SUPPLIED RECORDS
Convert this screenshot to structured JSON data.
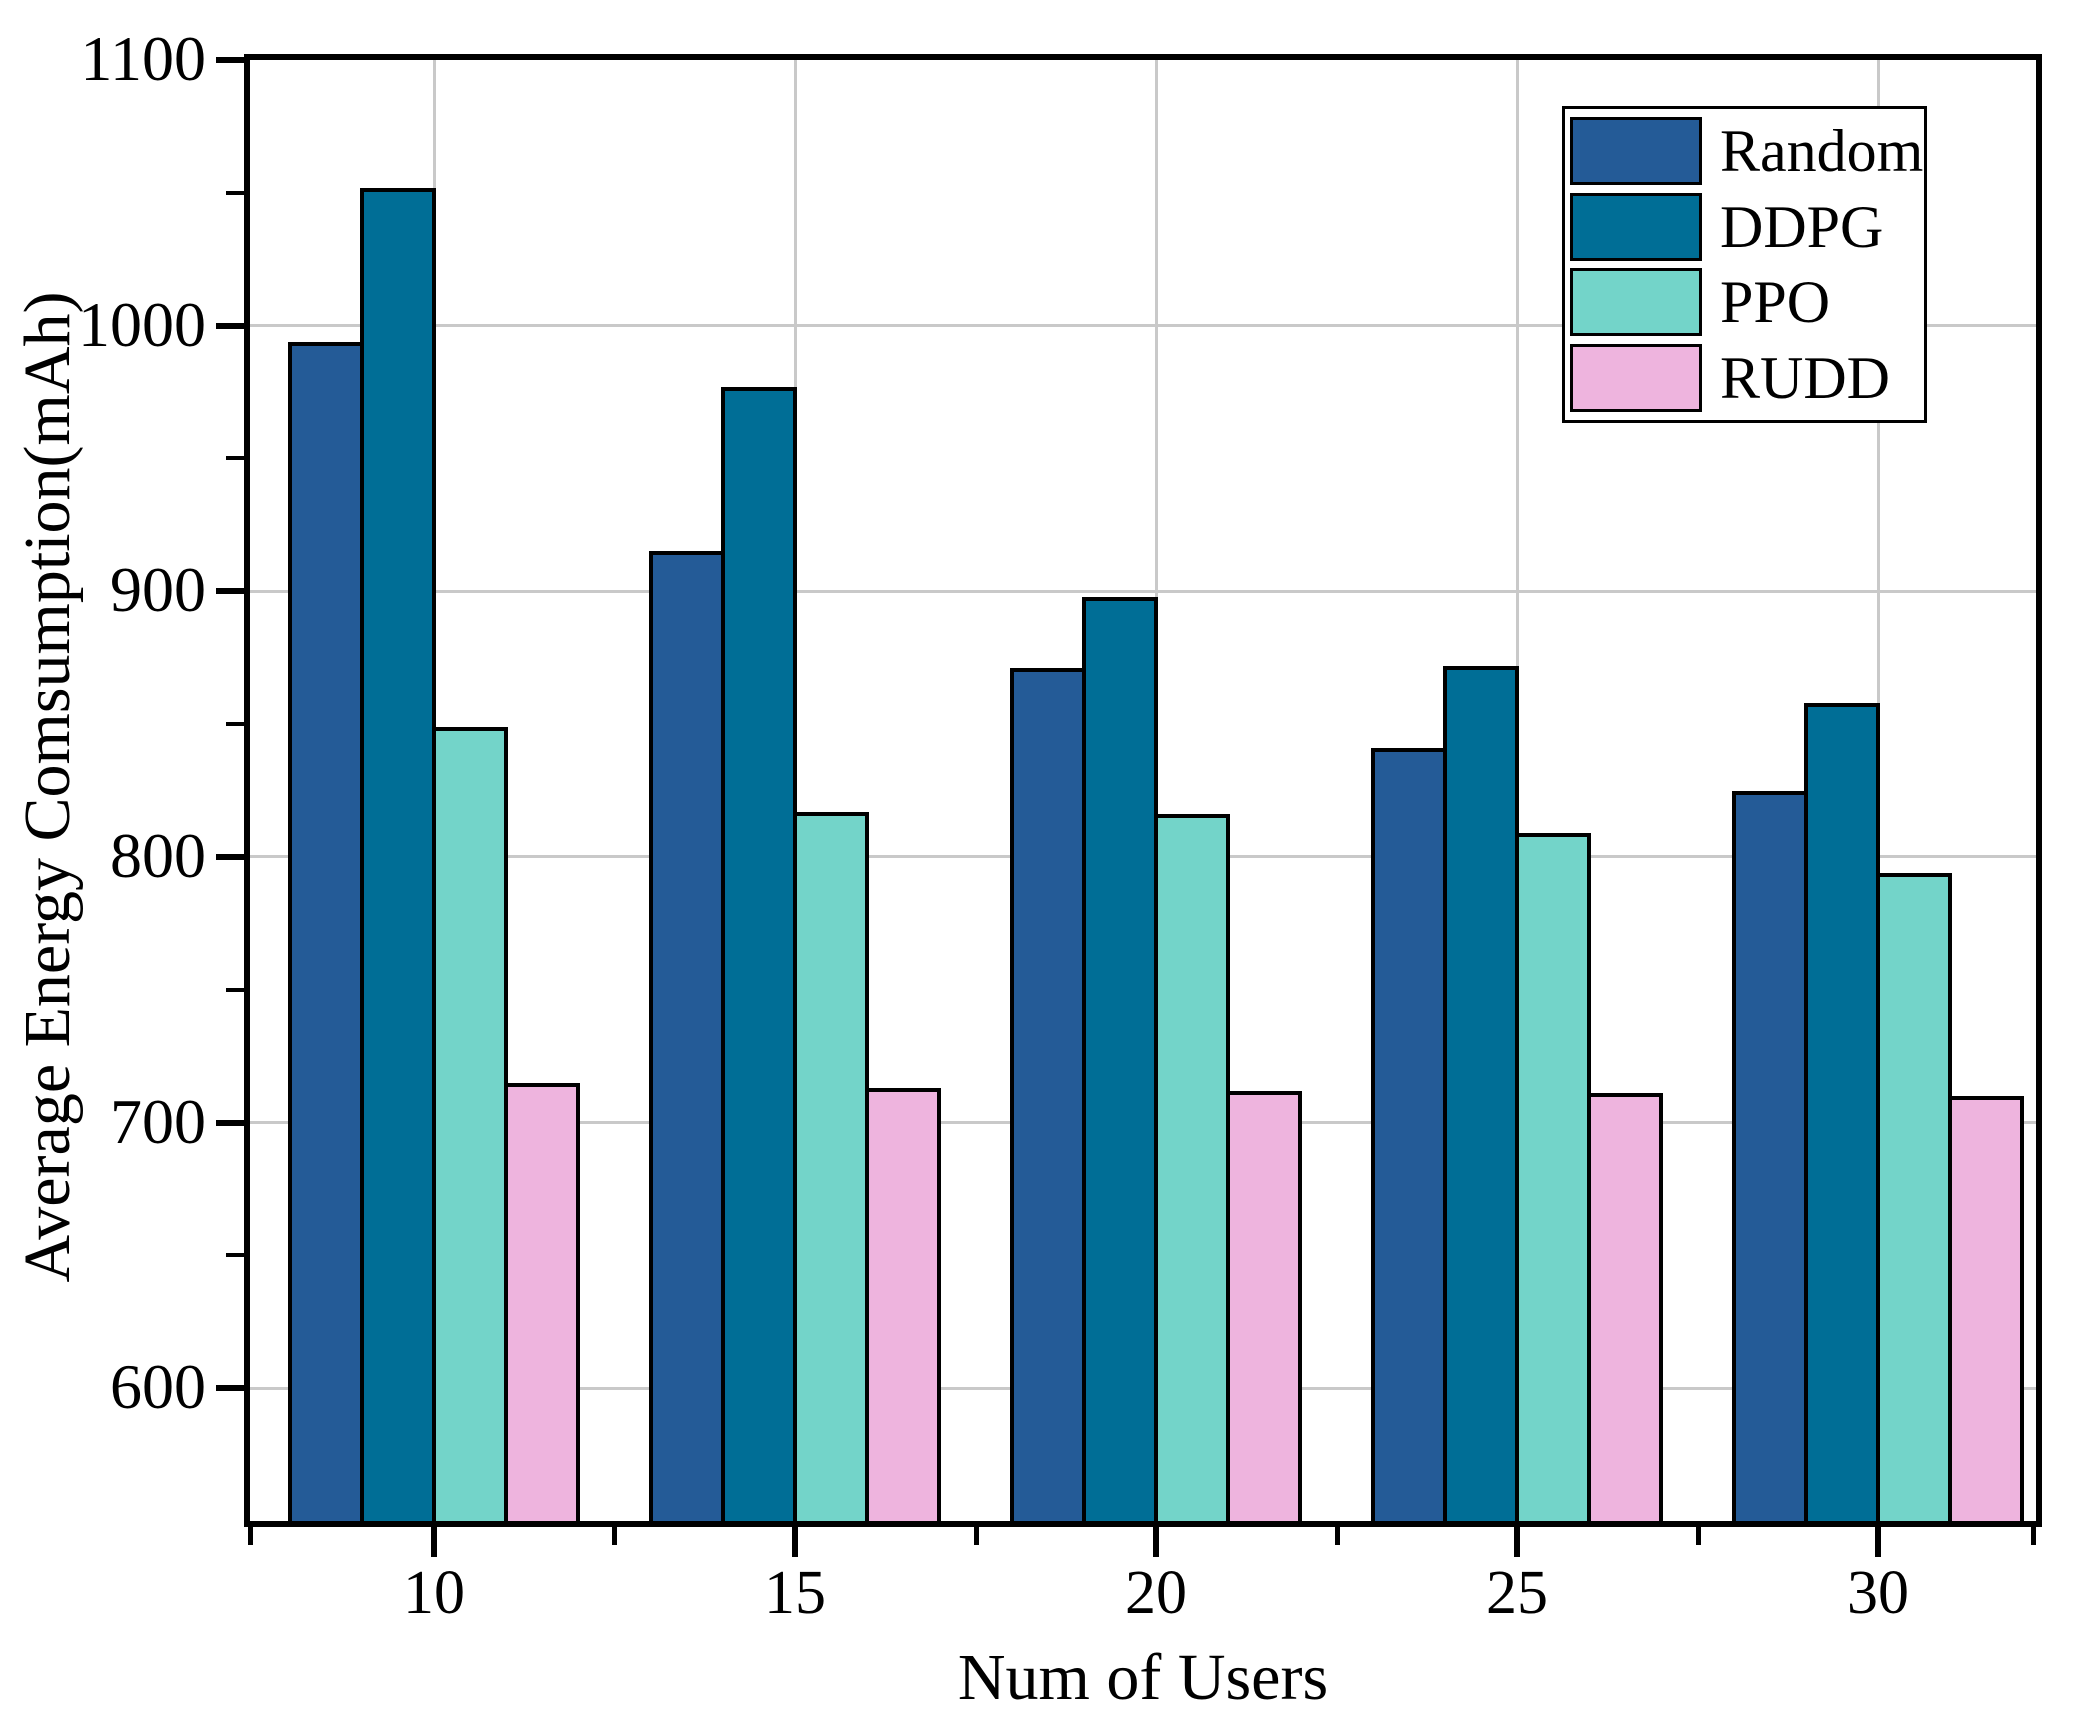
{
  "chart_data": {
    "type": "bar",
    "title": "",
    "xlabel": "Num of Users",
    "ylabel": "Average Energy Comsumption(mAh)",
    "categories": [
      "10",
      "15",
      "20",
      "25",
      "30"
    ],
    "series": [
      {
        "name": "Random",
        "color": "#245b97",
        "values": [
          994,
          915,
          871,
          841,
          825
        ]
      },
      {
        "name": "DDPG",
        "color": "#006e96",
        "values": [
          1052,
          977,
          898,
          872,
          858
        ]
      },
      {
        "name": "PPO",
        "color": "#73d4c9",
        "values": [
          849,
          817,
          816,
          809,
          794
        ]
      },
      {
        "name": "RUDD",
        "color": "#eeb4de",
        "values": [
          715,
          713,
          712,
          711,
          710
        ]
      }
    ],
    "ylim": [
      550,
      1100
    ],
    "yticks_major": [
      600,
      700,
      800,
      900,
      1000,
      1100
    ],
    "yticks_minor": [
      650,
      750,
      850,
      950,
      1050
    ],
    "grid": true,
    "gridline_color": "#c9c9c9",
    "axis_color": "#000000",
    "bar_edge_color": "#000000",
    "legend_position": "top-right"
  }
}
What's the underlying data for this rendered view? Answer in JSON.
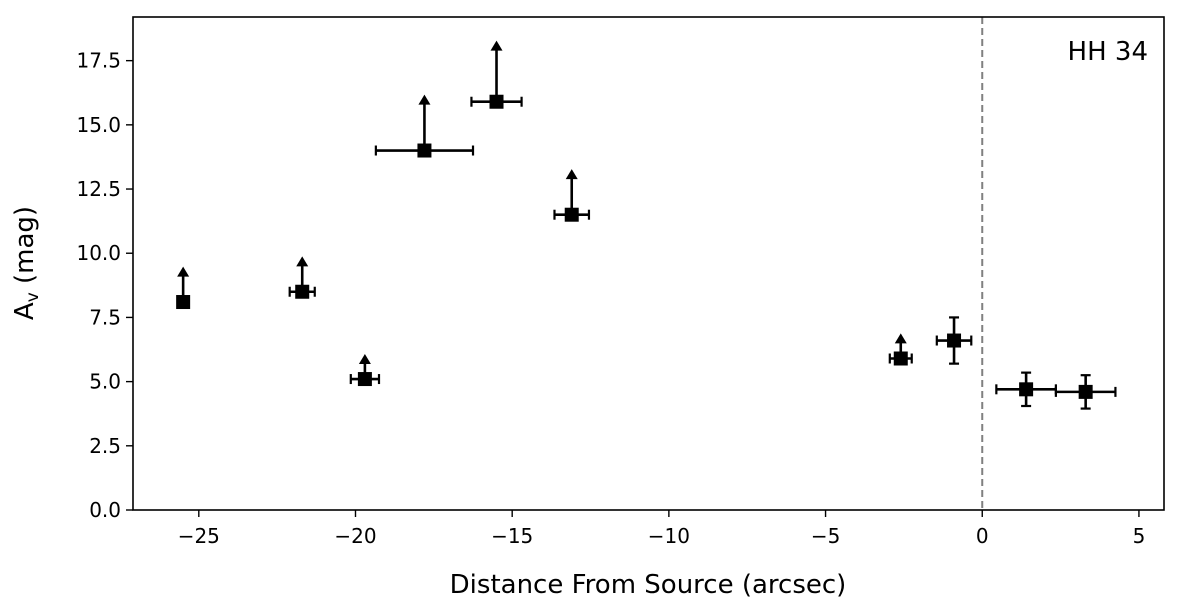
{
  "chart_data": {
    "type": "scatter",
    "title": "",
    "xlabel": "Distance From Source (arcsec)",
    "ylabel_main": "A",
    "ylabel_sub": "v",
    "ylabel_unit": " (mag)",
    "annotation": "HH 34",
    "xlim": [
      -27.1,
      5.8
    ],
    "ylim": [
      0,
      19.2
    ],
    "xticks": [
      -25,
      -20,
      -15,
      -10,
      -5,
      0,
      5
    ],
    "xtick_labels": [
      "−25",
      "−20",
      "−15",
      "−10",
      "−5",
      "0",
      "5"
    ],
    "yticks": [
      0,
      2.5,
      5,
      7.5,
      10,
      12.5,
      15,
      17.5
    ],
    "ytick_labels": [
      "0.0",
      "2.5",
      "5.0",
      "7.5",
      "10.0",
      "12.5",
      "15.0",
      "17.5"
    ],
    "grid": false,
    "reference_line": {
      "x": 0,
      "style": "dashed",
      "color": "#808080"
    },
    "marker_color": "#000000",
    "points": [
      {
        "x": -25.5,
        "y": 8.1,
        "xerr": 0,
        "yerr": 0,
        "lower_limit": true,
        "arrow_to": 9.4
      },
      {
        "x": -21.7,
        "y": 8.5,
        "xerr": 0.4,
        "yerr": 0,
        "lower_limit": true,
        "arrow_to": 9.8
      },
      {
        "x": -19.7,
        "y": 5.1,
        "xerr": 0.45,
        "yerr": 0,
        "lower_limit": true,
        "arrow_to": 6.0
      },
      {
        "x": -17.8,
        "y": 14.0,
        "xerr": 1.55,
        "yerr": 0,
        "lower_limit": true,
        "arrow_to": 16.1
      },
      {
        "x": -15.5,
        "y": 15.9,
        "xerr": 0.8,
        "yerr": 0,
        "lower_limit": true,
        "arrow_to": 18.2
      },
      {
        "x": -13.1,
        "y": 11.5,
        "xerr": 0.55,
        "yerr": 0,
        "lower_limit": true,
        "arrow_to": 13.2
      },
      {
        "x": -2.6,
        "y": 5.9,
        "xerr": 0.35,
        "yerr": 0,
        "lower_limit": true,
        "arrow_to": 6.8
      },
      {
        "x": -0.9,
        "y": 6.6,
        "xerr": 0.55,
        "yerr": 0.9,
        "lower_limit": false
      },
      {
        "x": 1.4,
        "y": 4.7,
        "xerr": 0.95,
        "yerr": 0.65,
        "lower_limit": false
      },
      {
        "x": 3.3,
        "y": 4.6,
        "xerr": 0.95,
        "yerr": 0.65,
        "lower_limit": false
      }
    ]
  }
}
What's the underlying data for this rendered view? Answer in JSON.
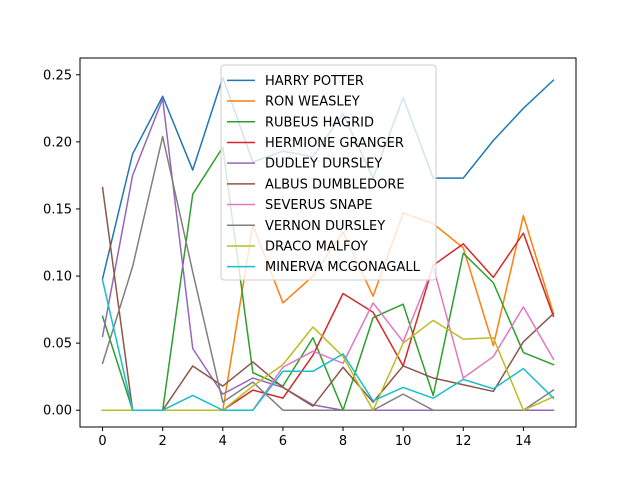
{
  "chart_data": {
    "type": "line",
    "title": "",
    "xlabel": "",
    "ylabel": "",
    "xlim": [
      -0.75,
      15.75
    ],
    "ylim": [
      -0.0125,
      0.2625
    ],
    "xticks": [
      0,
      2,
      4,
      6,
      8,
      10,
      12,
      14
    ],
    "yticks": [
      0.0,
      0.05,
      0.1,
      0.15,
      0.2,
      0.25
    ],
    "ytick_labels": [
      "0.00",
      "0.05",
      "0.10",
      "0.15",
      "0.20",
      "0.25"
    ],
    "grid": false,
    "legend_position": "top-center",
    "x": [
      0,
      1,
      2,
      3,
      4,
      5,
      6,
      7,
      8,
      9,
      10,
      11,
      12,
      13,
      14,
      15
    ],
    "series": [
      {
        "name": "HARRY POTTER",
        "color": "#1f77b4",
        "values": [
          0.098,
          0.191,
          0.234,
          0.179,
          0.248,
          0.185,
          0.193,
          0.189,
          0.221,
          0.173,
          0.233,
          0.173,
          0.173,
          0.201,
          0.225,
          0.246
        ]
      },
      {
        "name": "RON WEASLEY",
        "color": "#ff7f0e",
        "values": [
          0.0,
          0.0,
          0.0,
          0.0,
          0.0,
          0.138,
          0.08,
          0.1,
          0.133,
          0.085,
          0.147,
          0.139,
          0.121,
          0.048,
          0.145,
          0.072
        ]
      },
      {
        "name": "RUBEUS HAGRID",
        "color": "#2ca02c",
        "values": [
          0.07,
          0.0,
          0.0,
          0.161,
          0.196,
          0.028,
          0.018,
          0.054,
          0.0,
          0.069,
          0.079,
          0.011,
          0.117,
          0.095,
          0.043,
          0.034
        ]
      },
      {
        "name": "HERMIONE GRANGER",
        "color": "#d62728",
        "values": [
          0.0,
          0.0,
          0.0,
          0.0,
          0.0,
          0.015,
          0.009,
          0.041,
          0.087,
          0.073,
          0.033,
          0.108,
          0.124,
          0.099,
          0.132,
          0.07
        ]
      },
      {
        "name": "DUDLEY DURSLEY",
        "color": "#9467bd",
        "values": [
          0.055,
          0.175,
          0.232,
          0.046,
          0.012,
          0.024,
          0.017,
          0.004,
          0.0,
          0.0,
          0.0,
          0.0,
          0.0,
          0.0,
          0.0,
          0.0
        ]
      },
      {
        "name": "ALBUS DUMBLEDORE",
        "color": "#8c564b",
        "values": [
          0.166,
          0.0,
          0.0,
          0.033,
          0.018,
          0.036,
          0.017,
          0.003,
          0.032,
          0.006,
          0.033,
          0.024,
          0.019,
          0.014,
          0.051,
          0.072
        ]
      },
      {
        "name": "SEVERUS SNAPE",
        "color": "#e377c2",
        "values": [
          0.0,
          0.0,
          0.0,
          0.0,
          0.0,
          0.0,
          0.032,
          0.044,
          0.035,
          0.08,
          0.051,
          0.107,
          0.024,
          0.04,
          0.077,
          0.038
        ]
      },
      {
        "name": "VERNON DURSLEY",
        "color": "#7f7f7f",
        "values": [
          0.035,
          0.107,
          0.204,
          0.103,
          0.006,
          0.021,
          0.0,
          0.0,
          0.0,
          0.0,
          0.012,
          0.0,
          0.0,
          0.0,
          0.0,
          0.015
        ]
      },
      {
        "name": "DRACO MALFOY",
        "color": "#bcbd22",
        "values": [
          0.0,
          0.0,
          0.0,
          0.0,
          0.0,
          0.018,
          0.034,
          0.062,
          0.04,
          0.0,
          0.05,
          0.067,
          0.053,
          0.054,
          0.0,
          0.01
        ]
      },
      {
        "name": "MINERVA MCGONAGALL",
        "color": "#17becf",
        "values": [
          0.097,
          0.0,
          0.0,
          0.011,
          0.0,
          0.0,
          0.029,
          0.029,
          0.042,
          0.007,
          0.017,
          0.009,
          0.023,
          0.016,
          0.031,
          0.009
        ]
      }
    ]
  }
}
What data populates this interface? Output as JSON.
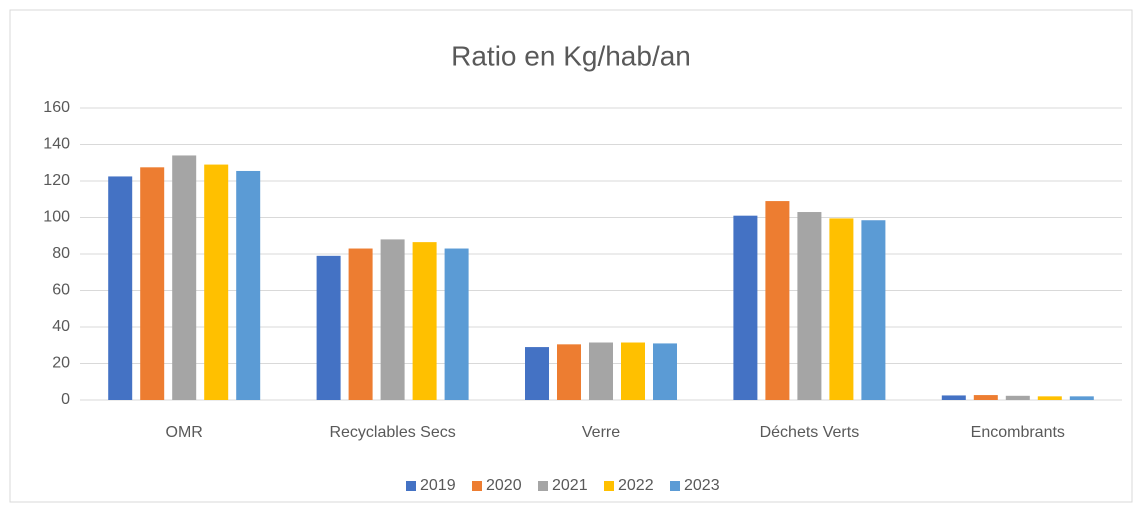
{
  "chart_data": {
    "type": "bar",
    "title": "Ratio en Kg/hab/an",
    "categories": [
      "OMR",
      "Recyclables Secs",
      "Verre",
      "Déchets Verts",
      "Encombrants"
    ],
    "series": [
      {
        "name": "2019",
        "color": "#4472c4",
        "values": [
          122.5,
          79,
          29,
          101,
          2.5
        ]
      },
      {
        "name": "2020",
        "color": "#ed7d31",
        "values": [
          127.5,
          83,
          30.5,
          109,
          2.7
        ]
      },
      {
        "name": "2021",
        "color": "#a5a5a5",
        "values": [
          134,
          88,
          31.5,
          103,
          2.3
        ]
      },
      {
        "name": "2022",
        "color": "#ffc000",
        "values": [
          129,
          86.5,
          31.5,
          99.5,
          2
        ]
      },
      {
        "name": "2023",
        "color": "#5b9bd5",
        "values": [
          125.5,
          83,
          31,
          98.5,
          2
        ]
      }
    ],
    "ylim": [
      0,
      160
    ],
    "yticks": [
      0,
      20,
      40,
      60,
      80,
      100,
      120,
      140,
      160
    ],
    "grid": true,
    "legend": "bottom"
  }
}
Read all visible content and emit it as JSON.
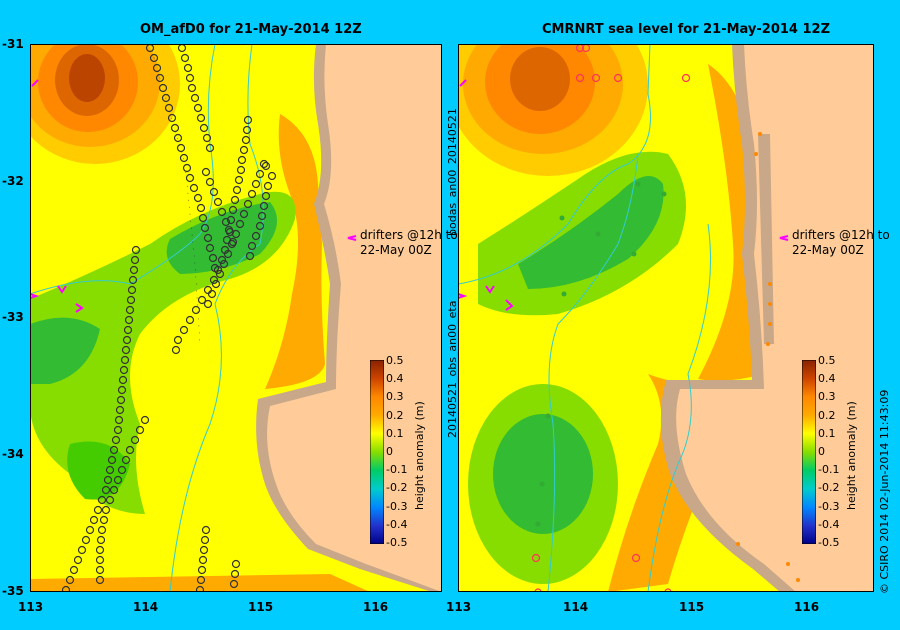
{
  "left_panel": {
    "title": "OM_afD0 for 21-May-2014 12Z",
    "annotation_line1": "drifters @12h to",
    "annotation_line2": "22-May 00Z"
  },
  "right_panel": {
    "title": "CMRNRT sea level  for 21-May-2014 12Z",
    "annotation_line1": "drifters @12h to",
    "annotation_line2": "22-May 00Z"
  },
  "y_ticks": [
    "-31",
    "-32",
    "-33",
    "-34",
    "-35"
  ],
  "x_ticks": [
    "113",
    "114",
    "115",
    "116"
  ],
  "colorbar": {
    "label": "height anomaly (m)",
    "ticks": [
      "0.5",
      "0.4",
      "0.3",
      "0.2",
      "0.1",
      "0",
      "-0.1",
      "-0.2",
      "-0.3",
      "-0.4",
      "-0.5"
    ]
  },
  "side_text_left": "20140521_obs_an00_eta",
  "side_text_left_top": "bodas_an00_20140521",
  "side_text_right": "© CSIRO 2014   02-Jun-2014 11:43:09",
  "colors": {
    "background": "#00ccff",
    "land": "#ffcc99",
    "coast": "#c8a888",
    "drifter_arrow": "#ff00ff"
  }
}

WRITTEN TASK
From the entries above, pull out each line that includes "this".

EXPECTED ANSWER
Convert this screenshot to structured JSON data.
What's the underlying data for this rendered view? Answer in JSON.
What's the underlying data for this rendered view? Answer in JSON.
What data populates this interface? Output as JSON.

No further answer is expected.